## Start
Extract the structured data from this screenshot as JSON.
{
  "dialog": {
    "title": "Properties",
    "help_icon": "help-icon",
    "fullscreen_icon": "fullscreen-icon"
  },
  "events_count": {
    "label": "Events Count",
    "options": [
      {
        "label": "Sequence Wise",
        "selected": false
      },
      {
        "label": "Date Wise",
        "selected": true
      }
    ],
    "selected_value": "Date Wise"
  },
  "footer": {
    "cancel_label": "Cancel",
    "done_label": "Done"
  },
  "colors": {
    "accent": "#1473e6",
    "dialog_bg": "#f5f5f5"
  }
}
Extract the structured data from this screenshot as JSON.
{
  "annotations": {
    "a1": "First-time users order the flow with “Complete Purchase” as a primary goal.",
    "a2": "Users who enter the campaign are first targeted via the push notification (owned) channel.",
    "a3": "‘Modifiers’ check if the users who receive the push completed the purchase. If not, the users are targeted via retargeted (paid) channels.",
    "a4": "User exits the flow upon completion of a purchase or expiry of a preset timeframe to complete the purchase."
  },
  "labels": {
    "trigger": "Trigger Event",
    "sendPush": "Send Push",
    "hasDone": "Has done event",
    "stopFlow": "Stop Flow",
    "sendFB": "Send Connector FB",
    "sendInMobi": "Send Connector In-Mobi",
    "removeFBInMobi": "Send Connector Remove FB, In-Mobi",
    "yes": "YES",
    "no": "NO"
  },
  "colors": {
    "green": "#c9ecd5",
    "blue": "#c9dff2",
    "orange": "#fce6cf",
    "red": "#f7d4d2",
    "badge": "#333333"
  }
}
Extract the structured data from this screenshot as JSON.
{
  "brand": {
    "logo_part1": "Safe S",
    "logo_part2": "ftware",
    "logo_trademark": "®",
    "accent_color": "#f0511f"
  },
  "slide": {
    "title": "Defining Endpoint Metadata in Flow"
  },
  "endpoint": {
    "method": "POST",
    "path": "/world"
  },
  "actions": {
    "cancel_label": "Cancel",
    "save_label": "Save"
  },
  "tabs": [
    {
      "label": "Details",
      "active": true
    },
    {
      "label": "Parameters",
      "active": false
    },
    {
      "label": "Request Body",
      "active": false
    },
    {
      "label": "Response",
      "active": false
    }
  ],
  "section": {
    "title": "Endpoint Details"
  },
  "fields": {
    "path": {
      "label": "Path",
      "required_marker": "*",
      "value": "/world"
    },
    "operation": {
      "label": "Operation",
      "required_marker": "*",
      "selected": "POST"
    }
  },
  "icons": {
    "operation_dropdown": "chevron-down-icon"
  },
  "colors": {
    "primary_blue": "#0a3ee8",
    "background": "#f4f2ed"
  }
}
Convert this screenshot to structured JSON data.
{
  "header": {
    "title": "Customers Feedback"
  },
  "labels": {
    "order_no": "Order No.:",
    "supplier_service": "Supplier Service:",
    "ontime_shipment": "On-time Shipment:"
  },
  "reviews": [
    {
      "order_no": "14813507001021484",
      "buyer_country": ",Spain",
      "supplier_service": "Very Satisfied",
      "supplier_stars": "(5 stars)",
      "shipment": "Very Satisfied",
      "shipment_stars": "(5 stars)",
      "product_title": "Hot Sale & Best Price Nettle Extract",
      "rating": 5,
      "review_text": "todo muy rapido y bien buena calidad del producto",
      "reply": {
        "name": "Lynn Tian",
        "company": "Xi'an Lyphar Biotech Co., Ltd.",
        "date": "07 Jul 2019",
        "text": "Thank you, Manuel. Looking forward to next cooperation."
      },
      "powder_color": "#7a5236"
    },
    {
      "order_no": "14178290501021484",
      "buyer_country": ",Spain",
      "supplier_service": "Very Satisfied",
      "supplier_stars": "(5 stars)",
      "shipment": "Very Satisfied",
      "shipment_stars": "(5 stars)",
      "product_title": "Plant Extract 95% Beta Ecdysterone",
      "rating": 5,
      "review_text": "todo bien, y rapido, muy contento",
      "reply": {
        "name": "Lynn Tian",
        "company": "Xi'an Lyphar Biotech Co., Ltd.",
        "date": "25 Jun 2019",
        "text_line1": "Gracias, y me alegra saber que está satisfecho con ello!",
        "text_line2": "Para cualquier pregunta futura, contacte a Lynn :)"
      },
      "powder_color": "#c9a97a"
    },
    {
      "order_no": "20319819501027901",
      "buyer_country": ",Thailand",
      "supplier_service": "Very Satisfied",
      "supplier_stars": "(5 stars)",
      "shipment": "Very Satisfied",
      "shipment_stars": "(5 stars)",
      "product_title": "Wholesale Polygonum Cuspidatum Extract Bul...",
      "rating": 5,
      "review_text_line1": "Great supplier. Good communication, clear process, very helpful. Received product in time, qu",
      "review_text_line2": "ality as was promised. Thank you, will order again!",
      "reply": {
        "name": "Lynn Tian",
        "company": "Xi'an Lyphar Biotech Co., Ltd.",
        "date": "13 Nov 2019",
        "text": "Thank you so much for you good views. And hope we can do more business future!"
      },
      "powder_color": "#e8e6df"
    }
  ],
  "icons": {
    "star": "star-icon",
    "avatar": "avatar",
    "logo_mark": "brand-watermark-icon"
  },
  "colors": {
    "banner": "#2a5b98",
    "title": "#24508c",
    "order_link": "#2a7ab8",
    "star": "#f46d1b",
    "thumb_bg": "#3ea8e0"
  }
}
## End
What you should do
Output the listing above word for word.

Answer to this exercise
Extract the structured data from this screenshot as JSON.
{
  "dialog": {
    "title": "Properties",
    "help_icon": "help-icon",
    "fullscreen_icon": "fullscreen-icon"
  },
  "events_count": {
    "label": "Events Count",
    "options": [
      {
        "label": "Sequence Wise",
        "selected": false
      },
      {
        "label": "Date Wise",
        "selected": true
      }
    ],
    "selected_value": "Date Wise"
  },
  "footer": {
    "cancel_label": "Cancel",
    "done_label": "Done"
  },
  "colors": {
    "accent": "#1473e6",
    "dialog_bg": "#f5f5f5"
  }
}
Extract the structured data from this screenshot as JSON.
{
  "annotations": {
    "a1": "First-time users order the flow with “Complete Purchase” as a primary goal.",
    "a2": "Users who enter the campaign are first targeted via the push notification (owned) channel.",
    "a3": "‘Modifiers’ check if the users who receive the push completed the purchase. If not, the users are targeted via retargeted (paid) channels.",
    "a4": "User exits the flow upon completion of a purchase or expiry of a preset timeframe to complete the purchase."
  },
  "labels": {
    "trigger": "Trigger Event",
    "sendPush": "Send Push",
    "hasDone": "Has done event",
    "stopFlow": "Stop Flow",
    "sendFB": "Send Connector FB",
    "sendInMobi": "Send Connector In-Mobi",
    "removeFBInMobi": "Send Connector Remove FB, In-Mobi",
    "yes": "YES",
    "no": "NO"
  },
  "colors": {
    "green": "#c9ecd5",
    "blue": "#c9dff2",
    "orange": "#fce6cf",
    "red": "#f7d4d2",
    "badge": "#333333"
  }
}
Extract the structured data from this screenshot as JSON.
{
  "brand": {
    "logo_part1": "Safe S",
    "logo_part2": "ftware",
    "logo_trademark": "®",
    "accent_color": "#f0511f"
  },
  "slide": {
    "title": "Defining Endpoint Metadata in Flow"
  },
  "endpoint": {
    "method": "POST",
    "path": "/world"
  },
  "actions": {
    "cancel_label": "Cancel",
    "save_label": "Save"
  },
  "tabs": [
    {
      "label": "Details",
      "active": true
    },
    {
      "label": "Parameters",
      "active": false
    },
    {
      "label": "Request Body",
      "active": false
    },
    {
      "label": "Response",
      "active": false
    }
  ],
  "section": {
    "title": "Endpoint Details"
  },
  "fields": {
    "path": {
      "label": "Path",
      "required_marker": "*",
      "value": "/world"
    },
    "operation": {
      "label": "Operation",
      "required_marker": "*",
      "selected": "POST"
    }
  },
  "icons": {
    "operation_dropdown": "chevron-down-icon"
  },
  "colors": {
    "primary_blue": "#0a3ee8",
    "background": "#f4f2ed"
  }
}
Convert this screenshot to structured JSON data.
{
  "header": {
    "title": "Customers Feedback"
  },
  "labels": {
    "order_no": "Order No.:",
    "supplier_service": "Supplier Service:",
    "ontime_shipment": "On-time Shipment:"
  },
  "reviews": [
    {
      "order_no": "14813507001021484",
      "buyer_country": ",Spain",
      "supplier_service": "Very Satisfied",
      "supplier_stars": "(5 stars)",
      "shipment": "Very Satisfied",
      "shipment_stars": "(5 stars)",
      "product_title": "Hot Sale & Best Price Nettle Extract",
      "rating": 5,
      "review_text": "todo muy rapido y bien buena calidad del producto",
      "reply": {
        "name": "Lynn Tian",
        "company": "Xi'an Lyphar Biotech Co., Ltd.",
        "date": "07 Jul 2019",
        "text": "Thank you, Manuel. Looking forward to next cooperation."
      },
      "powder_color": "#7a5236"
    },
    {
      "order_no": "14178290501021484",
      "buyer_country": ",Spain",
      "supplier_service": "Very Satisfied",
      "supplier_stars": "(5 stars)",
      "shipment": "Very Satisfied",
      "shipment_stars": "(5 stars)",
      "product_title": "Plant Extract 95% Beta Ecdysterone",
      "rating": 5,
      "review_text": "todo bien, y rapido, muy contento",
      "reply": {
        "name": "Lynn Tian",
        "company": "Xi'an Lyphar Biotech Co., Ltd.",
        "date": "25 Jun 2019",
        "text_line1": "Gracias, y me alegra saber que está satisfecho con ello!",
        "text_line2": "Para cualquier pregunta futura, contacte a Lynn :)"
      },
      "powder_color": "#c9a97a"
    },
    {
      "order_no": "20319819501027901",
      "buyer_country": ",Thailand",
      "supplier_service": "Very Satisfied",
      "supplier_stars": "(5 stars)",
      "shipment": "Very Satisfied",
      "shipment_stars": "(5 stars)",
      "product_title": "Wholesale Polygonum Cuspidatum Extract Bul...",
      "rating": 5,
      "review_text_line1": "Great supplier. Good communication, clear process, very helpful. Received product in time, qu",
      "review_text_line2": "ality as was promised. Thank you, will order again!",
      "reply": {
        "name": "Lynn Tian",
        "company": "Xi'an Lyphar Biotech Co., Ltd.",
        "date": "13 Nov 2019",
        "text": "Thank you so much for you good views. And hope we can do more business future!"
      },
      "powder_color": "#e8e6df"
    }
  ],
  "icons": {
    "star": "star-icon",
    "avatar": "avatar",
    "logo_mark": "brand-watermark-icon"
  },
  "colors": {
    "banner": "#2a5b98",
    "title": "#24508c",
    "order_link": "#2a7ab8",
    "star": "#f46d1b",
    "thumb_bg": "#3ea8e0"
  }
}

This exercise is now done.